### RECORDED DATA

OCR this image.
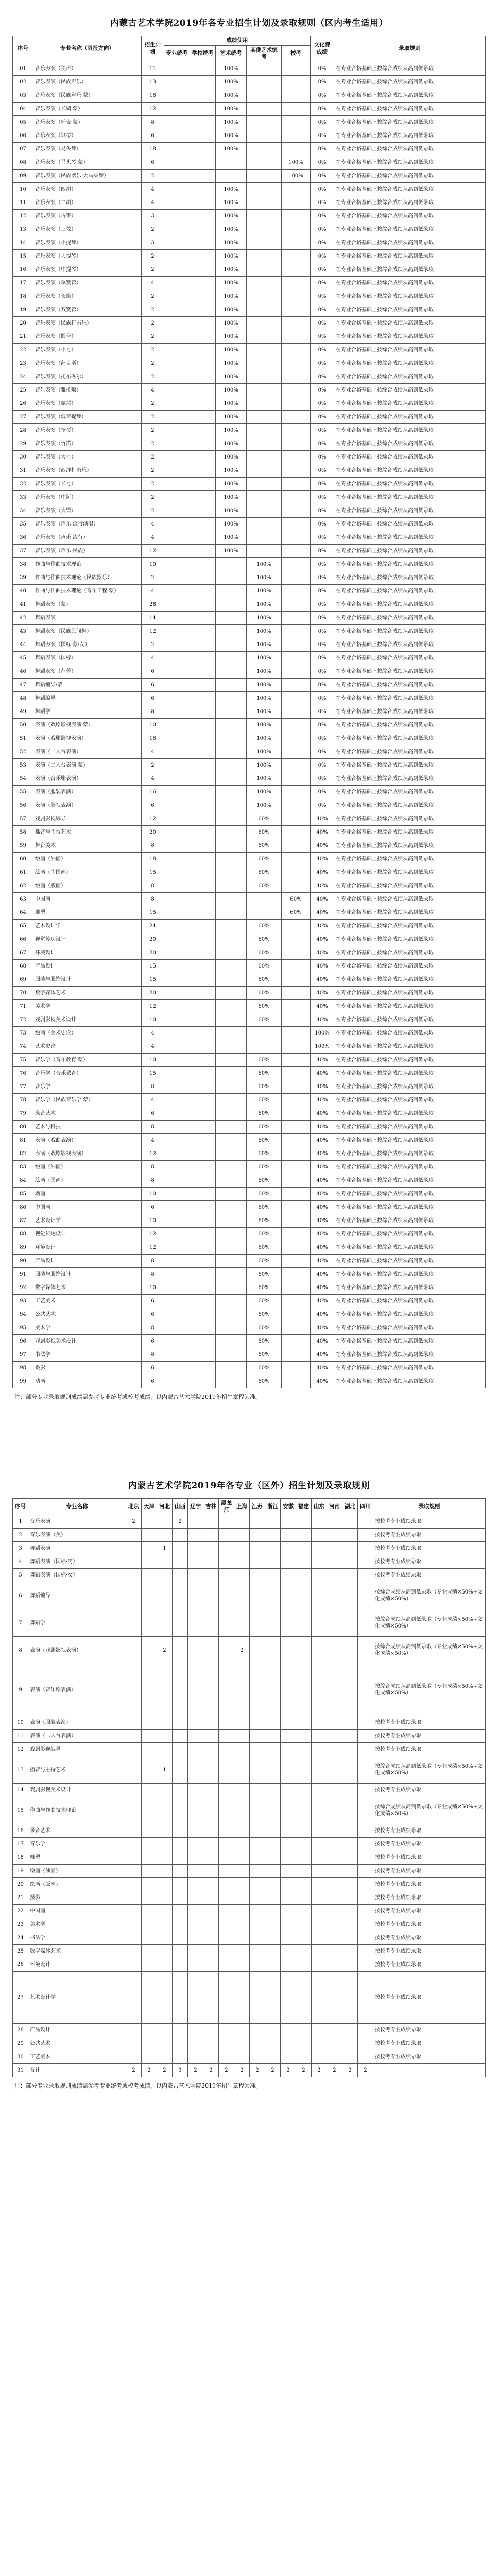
内蒙古艺术学院2019年各专业招生计划及录取规则（区内考生适用）
序号	专业名称（限报方向）	招生计划	成绩使用					文化课成绩	录取规则
			专业统考	学校统考	艺术统考	其他艺术统考	校考		
01	音乐表演（美声）	11			100%			0%	在专业合格基础上按综合成绩从高到低录取
02	音乐表演（民族声乐）	13			100%			0%	在专业合格基础上按综合成绩从高到低录取
03	音乐表演（民族声乐·蒙）	16			100%			0%	在专业合格基础上按综合成绩从高到低录取
04	音乐表演（长调·蒙）	12			100%			0%	在专业合格基础上按综合成绩从高到低录取
05	音乐表演（呼麦·蒙）	8			100%			0%	在专业合格基础上按综合成绩从高到低录取
06	音乐表演（钢琴）	6			100%			0%	在专业合格基础上按综合成绩从高到低录取
07	音乐表演（马头琴）	18			100%			0%	在专业合格基础上按综合成绩从高到低录取
08	音乐表演（马头琴·蒙）	6					100%	0%	在专业合格基础上按综合成绩从高到低录取
09	音乐表演（民族器乐·大马头琴）	2					100%	0%	在专业合格基础上按综合成绩从高到低录取
10	音乐表演（四胡）	4			100%			0%	在专业合格基础上按综合成绩从高到低录取
11	音乐表演（二胡）	4			100%			0%	在专业合格基础上按综合成绩从高到低录取
12	音乐表演（古筝）	3			100%			0%	在专业合格基础上按综合成绩从高到低录取
13	音乐表演（三弦）	2			100%			0%	在专业合格基础上按综合成绩从高到低录取
14	音乐表演（小提琴）	3			100%			0%	在专业合格基础上按综合成绩从高到低录取
15	音乐表演（大提琴）	2			100%			0%	在专业合格基础上按综合成绩从高到低录取
16	音乐表演（中提琴）	2			100%			0%	在专业合格基础上按综合成绩从高到低录取
17	音乐表演（单簧管）	4			100%			0%	在专业合格基础上按综合成绩从高到低录取
18	音乐表演（长笛）	2			100%			0%	在专业合格基础上按综合成绩从高到低录取
19	音乐表演（双簧管）	2			100%			0%	在专业合格基础上按综合成绩从高到低录取
20	音乐表演（民族打击乐）	2			100%			0%	在专业合格基础上按综合成绩从高到低录取
21	音乐表演（圆号）	2			100%			0%	在专业合格基础上按综合成绩从高到低录取
22	音乐表演（小号）	2			100%			0%	在专业合格基础上按综合成绩从高到低录取
23	音乐表演（萨克斯）	2			100%			0%	在专业合格基础上按综合成绩从高到低录取
24	音乐表演（托布秀尔）	2			100%			0%	在专业合格基础上按综合成绩从高到低录取
25	音乐表演（雅托噶）	4			100%			0%	在专业合格基础上按综合成绩从高到低录取
26	音乐表演（琵琶）	2			100%			0%	在专业合格基础上按综合成绩从高到低录取
27	音乐表演（低音提琴）	2			100%			0%	在专业合格基础上按综合成绩从高到低录取
28	音乐表演（扬琴）	2			100%			0%	在专业合格基础上按综合成绩从高到低录取
29	音乐表演（竹笛）	2			100%			0%	在专业合格基础上按综合成绩从高到低录取
30	音乐表演（大号）	2			100%			0%	在专业合格基础上按综合成绩从高到低录取
31	音乐表演（西洋打击乐）	2			100%			0%	在专业合格基础上按综合成绩从高到低录取
32	音乐表演（长号）	2			100%			0%	在专业合格基础上按综合成绩从高到低录取
33	音乐表演（中阮）	2			100%			0%	在专业合格基础上按综合成绩从高到低录取
34	音乐表演（大管）	2			100%			0%	在专业合格基础上按综合成绩从高到低录取
35	音乐表演（声乐·流行演唱）	4			100%			0%	在专业合格基础上按综合成绩从高到低录取
36	音乐表演（声乐·流行）	4			100%			0%	在专业合格基础上按综合成绩从高到低录取
37	音乐表演（声乐·民族）	12			100%			0%	在专业合格基础上按综合成绩从高到低录取
38	作曲与作曲技术理论	10				100%		0%	在专业合格基础上按综合成绩从高到低录取
39	作曲与作曲技术理论（民族器乐）	2				100%		0%	在专业合格基础上按综合成绩从高到低录取
40	作曲与作曲技术理论（音乐工程·蒙）	4				100%		0%	在专业合格基础上按综合成绩从高到低录取
41	舞蹈表演（蒙）	28				100%		0%	在专业合格基础上按综合成绩从高到低录取
42	舞蹈表演	14				100%		0%	在专业合格基础上按综合成绩从高到低录取
43	舞蹈表演（民族民间舞）	12				100%		0%	在专业合格基础上按综合成绩从高到低录取
44	舞蹈表演（国标·蒙·女）	2				100%		0%	在专业合格基础上按综合成绩从高到低录取
45	舞蹈表演（国标）	4				100%		0%	在专业合格基础上按综合成绩从高到低录取
46	舞蹈表演（芭蕾）	6				100%		0%	在专业合格基础上按综合成绩从高到低录取
47	舞蹈编导·蒙	6				100%		0%	在专业合格基础上按综合成绩从高到低录取
48	舞蹈编导	6				100%		0%	在专业合格基础上按综合成绩从高到低录取
49	舞蹈学	8				100%		0%	在专业合格基础上按综合成绩从高到低录取
50	表演（戏剧影视表演·蒙）	10				100%		0%	在专业合格基础上按综合成绩从高到低录取
51	表演（戏剧影视表演）	16				100%		0%	在专业合格基础上按综合成绩从高到低录取
52	表演（二人台表演）	4				100%		0%	在专业合格基础上按综合成绩从高到低录取
53	表演（二人台表演·蒙）	2				100%		0%	在专业合格基础上按综合成绩从高到低录取
54	表演（音乐剧表演）	4				100%		0%	在专业合格基础上按综合成绩从高到低录取
55	表演（服装表演）	16				100%		0%	在专业合格基础上按综合成绩从高到低录取
56	表演（影视表演）	6				100%		0%	在专业合格基础上按综合成绩从高到低录取
57	戏剧影视编导	12				60%		40%	在专业合格基础上按综合成绩从高到低录取
58	播音与主持艺术	20				60%		40%	在专业合格基础上按综合成绩从高到低录取
59	舞台美术	8				60%		40%	在专业合格基础上按综合成绩从高到低录取
60	绘画（油画）	18				60%		40%	在专业合格基础上按综合成绩从高到低录取
61	绘画（中国画）	15				60%		40%	在专业合格基础上按综合成绩从高到低录取
62	绘画（版画）	8				60%		40%	在专业合格基础上按综合成绩从高到低录取
63	中国画	8					60%	40%	在专业合格基础上按综合成绩从高到低录取
64	雕塑	15					60%	40%	在专业合格基础上按综合成绩从高到低录取
65	艺术设计学	24				60%		40%	在专业合格基础上按综合成绩从高到低录取
66	视觉传达设计	20				60%		40%	在专业合格基础上按综合成绩从高到低录取
67	环境设计	20				60%		40%	在专业合格基础上按综合成绩从高到低录取
68	产品设计	15				60%		40%	在专业合格基础上按综合成绩从高到低录取
69	服装与服饰设计	15				60%		40%	在专业合格基础上按综合成绩从高到低录取
70	数字媒体艺术	20				60%		40%	在专业合格基础上按综合成绩从高到低录取
71	美术学	12				60%		40%	在专业合格基础上按综合成绩从高到低录取
72	戏剧影视美术设计	10				60%		40%	在专业合格基础上按综合成绩从高到低录取
73	绘画（美术史论）	4						100%	在专业合格基础上按综合成绩从高到低录取
74	艺术史论	4						100%	在专业合格基础上按综合成绩从高到低录取
75	音乐学（音乐教育·蒙）	10				60%		40%	在专业合格基础上按综合成绩从高到低录取
76	音乐学（音乐教育）	15				60%		40%	在专业合格基础上按综合成绩从高到低录取
77	音乐学	8				60%		40%	在专业合格基础上按综合成绩从高到低录取
78	音乐学（民族音乐学·蒙）	4				60%		40%	在专业合格基础上按综合成绩从高到低录取
79	录音艺术	6				60%		40%	在专业合格基础上按综合成绩从高到低录取
80	艺术与科技	8				60%		40%	在专业合格基础上按综合成绩从高到低录取
81	表演（戏曲表演）	4				60%		40%	在专业合格基础上按综合成绩从高到低录取
82	表演（戏剧影视表演）	12				60%		40%	在专业合格基础上按综合成绩从高到低录取
83	绘画（油画）	8				60%		40%	在专业合格基础上按综合成绩从高到低录取
84	绘画（国画）	8				60%		40%	在专业合格基础上按综合成绩从高到低录取
85	动画	10				60%		40%	在专业合格基础上按综合成绩从高到低录取
86	中国画	6				60%		40%	在专业合格基础上按综合成绩从高到低录取
87	艺术设计学	10				60%		40%	在专业合格基础上按综合成绩从高到低录取
88	视觉传达设计	12				60%		40%	在专业合格基础上按综合成绩从高到低录取
89	环境设计	12				60%		40%	在专业合格基础上按综合成绩从高到低录取
90	产品设计	8				60%		40%	在专业合格基础上按综合成绩从高到低录取
91	服装与服饰设计	8				60%		40%	在专业合格基础上按综合成绩从高到低录取
92	数字媒体艺术	10				60%		40%	在专业合格基础上按综合成绩从高到低录取
93	工艺美术	6				60%		40%	在专业合格基础上按综合成绩从高到低录取
94	公共艺术	6				60%		40%	在专业合格基础上按综合成绩从高到低录取
95	美术学	8				60%		40%	在专业合格基础上按综合成绩从高到低录取
96	戏剧影视美术设计	6				60%		40%	在专业合格基础上按综合成绩从高到低录取
97	书法学	8				60%		40%	在专业合格基础上按综合成绩从高到低录取
98	摄影	6				60%		40%	在专业合格基础上按综合成绩从高到低录取
99	动画	6				60%		40%	在专业合格基础上按综合成绩从高到低录取
注：部分专业录取规则成绩需参考专业统考或校考成绩，以内蒙古艺术学院2019年招生章程为准。
内蒙古艺术学院2019年各专业（区外）招生计划及录取规则
序号	专业名称	北京	天津	河北	山西	辽宁	吉林	黑龙江	上海	江苏	浙江	安徽	福建	山东	河南	湖北	四川	录取规则
1	音乐表演	2			2													按校考专业成绩录取
2	音乐表演（美）						1											按校考专业成绩录取
3	舞蹈表演			1														按校考专业成绩录取
4	舞蹈表演（国标·男）																	按校考专业成绩录取
5	舞蹈表演（国标·女）																	按校考专业成绩录取
6	舞蹈编导																	按综合成绩从高到低录取（专业成绩×50%+文化成绩×50%）
7	舞蹈学																	按综合成绩从高到低录取（专业成绩×50%+文化成绩×50%）
8	表演（戏剧影视表演）			2					2									按综合成绩从高到低录取（专业成绩×50%+文化成绩×50%）
9	表演（音乐剧表演）																	按综合成绩从高到低录取（专业成绩×50%+文化成绩×50%）
10	表演（服装表演）																	按校考专业成绩录取
11	表演（二人台表演）																	按校考专业成绩录取
12	戏剧影视编导																	按校考专业成绩录取
13	播音与主持艺术			1														按综合成绩从高到低录取（专业成绩×50%+文化成绩×50%）
14	戏剧影视美术设计																	按校考专业成绩录取
15	作曲与作曲技术理论																	按综合成绩从高到低录取（专业成绩×50%+文化成绩×50%）
16	录音艺术																	按校考专业成绩录取
17	音乐学																	按校考专业成绩录取
18	雕塑																	按校考专业成绩录取
19	绘画（油画）																	按校考专业成绩录取
20	绘画（版画）																	按校考专业成绩录取
21	摄影																	按校考专业成绩录取
22	中国画																	按校考专业成绩录取
23	美术学																	按校考专业成绩录取
24	书法学																	按校考专业成绩录取
25	数字媒体艺术																	按校考专业成绩录取
26	环境设计																	按校考专业成绩录取
27	艺术设计学																	按校考专业成绩录取
28	产品设计																	按校考专业成绩录取
29	公共艺术																	按校考专业成绩录取
30	工艺美术																	按校考专业成绩录取
31	合计	2	2	2	3	2	2	2	2	2	2	2	2	2	2	2	2	
注：部分专业录取规则成绩需参考专业统考或校考成绩，以内蒙古艺术学院2019年招生章程为准。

### EXERCISE DETAILS
Pull every line containing "数字媒体艺术" out of the records.

### WRITTEN RESPONSE
70	数字媒体艺术	20				60%		40%	在专业合格基础上按综合成绩从高到低录取
92	数字媒体艺术	10				60%		40%	在专业合格基础上按综合成绩从高到低录取
25	数字媒体艺术																	按校考专业成绩录取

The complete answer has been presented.